§ PROBLEM TO WORK ON
Copy the records below exactly as they are written.
** Start of DATA EXCERPTS **
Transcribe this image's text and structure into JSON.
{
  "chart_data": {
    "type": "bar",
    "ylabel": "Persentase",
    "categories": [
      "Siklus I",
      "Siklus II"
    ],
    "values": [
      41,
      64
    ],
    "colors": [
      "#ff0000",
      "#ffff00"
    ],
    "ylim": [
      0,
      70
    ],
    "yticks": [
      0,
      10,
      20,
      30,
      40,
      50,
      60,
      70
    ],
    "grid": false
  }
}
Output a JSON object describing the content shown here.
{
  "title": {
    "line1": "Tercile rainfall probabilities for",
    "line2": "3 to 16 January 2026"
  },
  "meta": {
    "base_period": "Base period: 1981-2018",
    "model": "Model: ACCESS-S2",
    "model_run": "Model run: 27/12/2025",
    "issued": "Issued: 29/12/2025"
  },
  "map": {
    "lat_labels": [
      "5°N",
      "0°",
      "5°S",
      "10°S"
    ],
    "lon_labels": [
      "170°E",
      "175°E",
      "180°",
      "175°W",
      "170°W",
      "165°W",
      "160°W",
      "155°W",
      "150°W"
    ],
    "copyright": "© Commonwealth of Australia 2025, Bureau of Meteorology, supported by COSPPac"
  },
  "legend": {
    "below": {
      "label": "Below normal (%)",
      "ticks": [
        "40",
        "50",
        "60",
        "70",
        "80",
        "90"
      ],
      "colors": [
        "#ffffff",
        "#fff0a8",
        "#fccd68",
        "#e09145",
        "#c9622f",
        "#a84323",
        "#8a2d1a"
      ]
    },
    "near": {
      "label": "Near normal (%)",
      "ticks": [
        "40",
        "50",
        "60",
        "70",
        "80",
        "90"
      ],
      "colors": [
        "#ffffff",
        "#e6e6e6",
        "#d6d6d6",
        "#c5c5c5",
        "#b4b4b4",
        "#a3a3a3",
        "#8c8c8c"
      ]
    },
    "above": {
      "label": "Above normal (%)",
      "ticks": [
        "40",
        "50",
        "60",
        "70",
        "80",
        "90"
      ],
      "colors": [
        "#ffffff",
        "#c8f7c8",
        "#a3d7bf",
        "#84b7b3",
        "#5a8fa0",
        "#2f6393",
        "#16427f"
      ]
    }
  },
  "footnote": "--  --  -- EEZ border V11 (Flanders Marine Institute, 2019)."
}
** End of DATA EXCERPTS **
§ WRITTEN RESPONSE
Transcribe this image's text and structure into JSON.
{
  "chart_data": {
    "type": "bar",
    "ylabel": "Persentase",
    "categories": [
      "Siklus I",
      "Siklus II"
    ],
    "values": [
      41,
      64
    ],
    "colors": [
      "#ff0000",
      "#ffff00"
    ],
    "ylim": [
      0,
      70
    ],
    "yticks": [
      0,
      10,
      20,
      30,
      40,
      50,
      60,
      70
    ],
    "grid": false
  }
}
Output a JSON object describing the content shown here.
{
  "title": {
    "line1": "Tercile rainfall probabilities for",
    "line2": "3 to 16 January 2026"
  },
  "meta": {
    "base_period": "Base period: 1981-2018",
    "model": "Model: ACCESS-S2",
    "model_run": "Model run: 27/12/2025",
    "issued": "Issued: 29/12/2025"
  },
  "map": {
    "lat_labels": [
      "5°N",
      "0°",
      "5°S",
      "10°S"
    ],
    "lon_labels": [
      "170°E",
      "175°E",
      "180°",
      "175°W",
      "170°W",
      "165°W",
      "160°W",
      "155°W",
      "150°W"
    ],
    "copyright": "© Commonwealth of Australia 2025, Bureau of Meteorology, supported by COSPPac"
  },
  "legend": {
    "below": {
      "label": "Below normal (%)",
      "ticks": [
        "40",
        "50",
        "60",
        "70",
        "80",
        "90"
      ],
      "colors": [
        "#ffffff",
        "#fff0a8",
        "#fccd68",
        "#e09145",
        "#c9622f",
        "#a84323",
        "#8a2d1a"
      ]
    },
    "near": {
      "label": "Near normal (%)",
      "ticks": [
        "40",
        "50",
        "60",
        "70",
        "80",
        "90"
      ],
      "colors": [
        "#ffffff",
        "#e6e6e6",
        "#d6d6d6",
        "#c5c5c5",
        "#b4b4b4",
        "#a3a3a3",
        "#8c8c8c"
      ]
    },
    "above": {
      "label": "Above normal (%)",
      "ticks": [
        "40",
        "50",
        "60",
        "70",
        "80",
        "90"
      ],
      "colors": [
        "#ffffff",
        "#c8f7c8",
        "#a3d7bf",
        "#84b7b3",
        "#5a8fa0",
        "#2f6393",
        "#16427f"
      ]
    }
  },
  "footnote": "--  --  -- EEZ border V11 (Flanders Marine Institute, 2019)."
}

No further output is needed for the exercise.